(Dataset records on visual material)
· · · ·

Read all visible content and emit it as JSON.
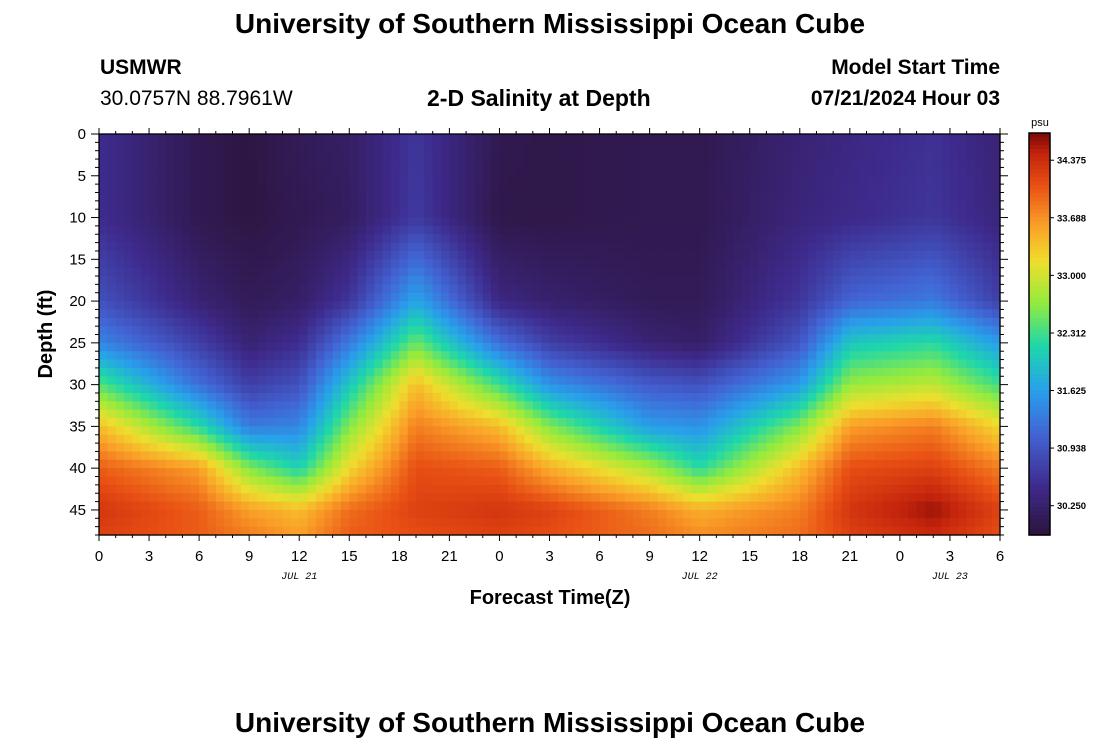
{
  "header": {
    "title": "University of Southern Mississippi Ocean Cube",
    "station": "USMWR",
    "coords": "30.0757N  88.7961W",
    "subtitle": "2-D Salinity at Depth",
    "model_label": "Model Start Time",
    "model_time": "07/21/2024 Hour 03"
  },
  "footer": {
    "title": "University of Southern Mississippi Ocean Cube"
  },
  "chart_data": {
    "type": "heatmap",
    "xlabel": "Forecast Time(Z)",
    "ylabel": "Depth (ft)",
    "x_ticks": [
      "0",
      "3",
      "6",
      "9",
      "12",
      "15",
      "18",
      "21",
      "0",
      "3",
      "6",
      "9",
      "12",
      "15",
      "18",
      "21",
      "0",
      "3",
      "6"
    ],
    "x_date_labels": [
      {
        "label": "JUL 21",
        "at_hour": 12
      },
      {
        "label": "JUL 22",
        "at_hour": 36
      },
      {
        "label": "JUL 23",
        "at_hour": 51
      }
    ],
    "xlim": [
      0,
      54
    ],
    "ylim": [
      0,
      48
    ],
    "y_inverted": true,
    "y_ticks": [
      0,
      5,
      10,
      15,
      20,
      25,
      30,
      35,
      40,
      45
    ],
    "colorbar": {
      "unit": "psu",
      "ticks": [
        "34.375",
        "33.688",
        "33.000",
        "32.312",
        "31.625",
        "30.938",
        "30.250"
      ],
      "range": [
        29.9,
        34.7
      ]
    },
    "hours": [
      0,
      6,
      9,
      12,
      15,
      19,
      24,
      27,
      33,
      36,
      42,
      45,
      50,
      54
    ],
    "depths": [
      0,
      10,
      20,
      25,
      30,
      35,
      40,
      45,
      48
    ],
    "salinity": [
      [
        30.5,
        30.05,
        29.95,
        30.1,
        30.2,
        30.6,
        30.05,
        30.0,
        30.05,
        30.05,
        30.3,
        30.4,
        30.55,
        30.3
      ],
      [
        30.5,
        30.05,
        29.95,
        30.05,
        30.15,
        30.65,
        30.0,
        30.0,
        30.05,
        30.05,
        30.35,
        30.45,
        30.6,
        30.35
      ],
      [
        30.9,
        30.3,
        30.1,
        30.2,
        30.6,
        31.7,
        30.4,
        30.25,
        30.1,
        30.1,
        30.6,
        31.1,
        31.3,
        30.7
      ],
      [
        31.4,
        30.7,
        30.3,
        30.5,
        31.3,
        32.5,
        31.2,
        30.7,
        30.3,
        30.2,
        30.95,
        32.0,
        32.2,
        31.6
      ],
      [
        32.4,
        31.2,
        30.7,
        30.9,
        32.0,
        33.4,
        32.3,
        31.5,
        31.0,
        30.9,
        31.6,
        32.7,
        32.9,
        32.3
      ],
      [
        33.4,
        32.2,
        31.3,
        31.4,
        32.6,
        33.8,
        33.4,
        32.6,
        31.6,
        31.5,
        32.6,
        33.6,
        33.8,
        33.2
      ],
      [
        34.0,
        33.6,
        32.6,
        32.1,
        33.2,
        34.1,
        34.0,
        33.5,
        32.8,
        32.2,
        33.4,
        34.1,
        34.2,
        33.8
      ],
      [
        34.3,
        34.0,
        33.6,
        33.4,
        33.9,
        34.2,
        34.3,
        34.2,
        33.8,
        33.5,
        33.8,
        34.3,
        34.6,
        34.2
      ],
      [
        34.2,
        34.0,
        33.8,
        33.6,
        34.0,
        34.1,
        34.2,
        34.1,
        33.9,
        33.7,
        33.9,
        34.2,
        34.4,
        34.1
      ]
    ]
  }
}
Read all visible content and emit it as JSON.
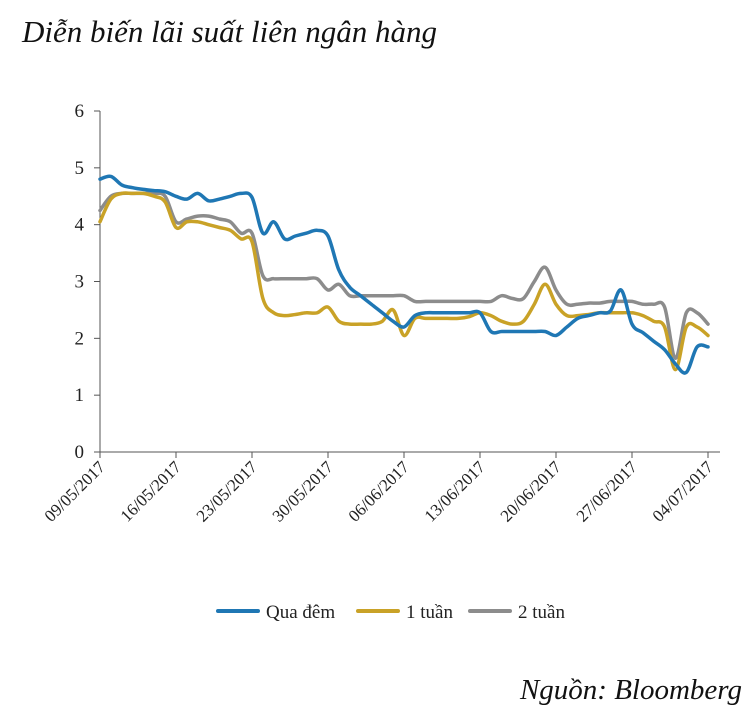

· · · ·

_TASK OBJECTIVE_. Write out the records above exactly as they stand, leaving out every picture.

_EXERCISE ANSWER_.
Read all visible content and emit it as JSON.
{
  "header": {
    "title": "University of Southern Mississippi Ocean Cube",
    "station": "USMWR",
    "coords": "30.0757N  88.7961W",
    "subtitle": "2-D Salinity at Depth",
    "model_label": "Model Start Time",
    "model_time": "07/21/2024 Hour 03"
  },
  "footer": {
    "title": "University of Southern Mississippi Ocean Cube"
  },
  "chart_data": {
    "type": "heatmap",
    "xlabel": "Forecast Time(Z)",
    "ylabel": "Depth (ft)",
    "x_ticks": [
      "0",
      "3",
      "6",
      "9",
      "12",
      "15",
      "18",
      "21",
      "0",
      "3",
      "6",
      "9",
      "12",
      "15",
      "18",
      "21",
      "0",
      "3",
      "6"
    ],
    "x_date_labels": [
      {
        "label": "JUL 21",
        "at_hour": 12
      },
      {
        "label": "JUL 22",
        "at_hour": 36
      },
      {
        "label": "JUL 23",
        "at_hour": 51
      }
    ],
    "xlim": [
      0,
      54
    ],
    "ylim": [
      0,
      48
    ],
    "y_inverted": true,
    "y_ticks": [
      0,
      5,
      10,
      15,
      20,
      25,
      30,
      35,
      40,
      45
    ],
    "colorbar": {
      "unit": "psu",
      "ticks": [
        "34.375",
        "33.688",
        "33.000",
        "32.312",
        "31.625",
        "30.938",
        "30.250"
      ],
      "range": [
        29.9,
        34.7
      ]
    },
    "hours": [
      0,
      6,
      9,
      12,
      15,
      19,
      24,
      27,
      33,
      36,
      42,
      45,
      50,
      54
    ],
    "depths": [
      0,
      10,
      20,
      25,
      30,
      35,
      40,
      45,
      48
    ],
    "salinity": [
      [
        30.5,
        30.05,
        29.95,
        30.1,
        30.2,
        30.6,
        30.05,
        30.0,
        30.05,
        30.05,
        30.3,
        30.4,
        30.55,
        30.3
      ],
      [
        30.5,
        30.05,
        29.95,
        30.05,
        30.15,
        30.65,
        30.0,
        30.0,
        30.05,
        30.05,
        30.35,
        30.45,
        30.6,
        30.35
      ],
      [
        30.9,
        30.3,
        30.1,
        30.2,
        30.6,
        31.7,
        30.4,
        30.25,
        30.1,
        30.1,
        30.6,
        31.1,
        31.3,
        30.7
      ],
      [
        31.4,
        30.7,
        30.3,
        30.5,
        31.3,
        32.5,
        31.2,
        30.7,
        30.3,
        30.2,
        30.95,
        32.0,
        32.2,
        31.6
      ],
      [
        32.4,
        31.2,
        30.7,
        30.9,
        32.0,
        33.4,
        32.3,
        31.5,
        31.0,
        30.9,
        31.6,
        32.7,
        32.9,
        32.3
      ],
      [
        33.4,
        32.2,
        31.3,
        31.4,
        32.6,
        33.8,
        33.4,
        32.6,
        31.6,
        31.5,
        32.6,
        33.6,
        33.8,
        33.2
      ],
      [
        34.0,
        33.6,
        32.6,
        32.1,
        33.2,
        34.1,
        34.0,
        33.5,
        32.8,
        32.2,
        33.4,
        34.1,
        34.2,
        33.8
      ],
      [
        34.3,
        34.0,
        33.6,
        33.4,
        33.9,
        34.2,
        34.3,
        34.2,
        33.8,
        33.5,
        33.8,
        34.3,
        34.6,
        34.2
      ],
      [
        34.2,
        34.0,
        33.8,
        33.6,
        34.0,
        34.1,
        34.2,
        34.1,
        33.9,
        33.7,
        33.9,
        34.2,
        34.4,
        34.1
      ]
    ]
  }
}
Read all visible content and emit it as JSON.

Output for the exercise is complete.